** begin DATA LINES **

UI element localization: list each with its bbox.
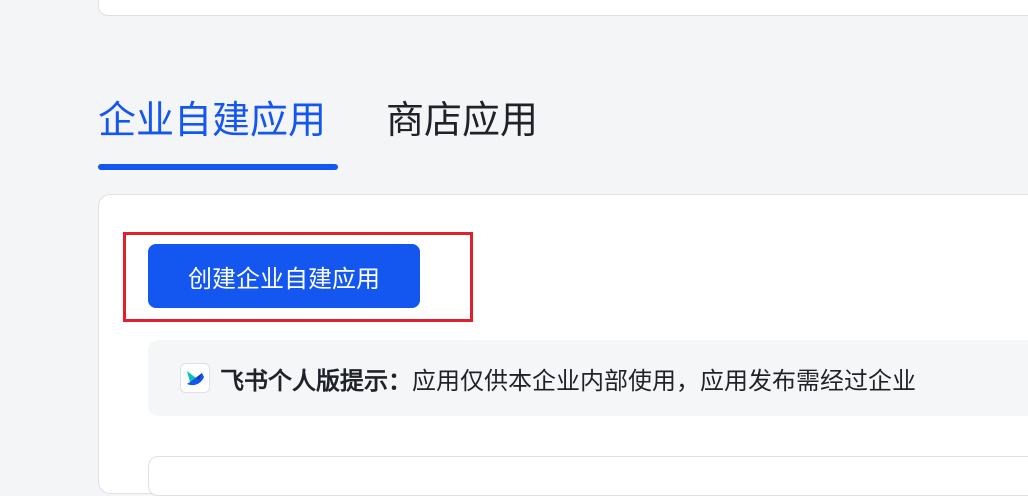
previous-section-card	[98, 0, 1028, 16]
notice-body: 应用仅供本企业内部使用，应用发布需经过企业	[412, 366, 916, 395]
active-tab-indicator	[98, 164, 338, 170]
app-list-card	[148, 456, 1028, 496]
tab-custom-apps[interactable]: 企业自建应用	[98, 90, 326, 150]
create-custom-app-button[interactable]: 创建企业自建应用	[148, 244, 420, 308]
tab-store-apps[interactable]: 商店应用	[386, 90, 538, 150]
notice-title: 飞书个人版提示：	[220, 366, 412, 395]
personal-edition-notice: 飞书个人版提示： 应用仅供本企业内部使用，应用发布需经过企业	[148, 340, 1028, 416]
feishu-logo-icon	[180, 363, 210, 393]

** end DATA LINES **

YOUR TASK:
Extract each row above that contains the string "应用发布需经过企业".

FINISHED EXERCISE:
notice-body: 应用仅供本企业内部使用，应用发布需经过企业	[412, 366, 916, 395]
personal-edition-notice: 飞书个人版提示： 应用仅供本企业内部使用，应用发布需经过企业	[148, 340, 1028, 416]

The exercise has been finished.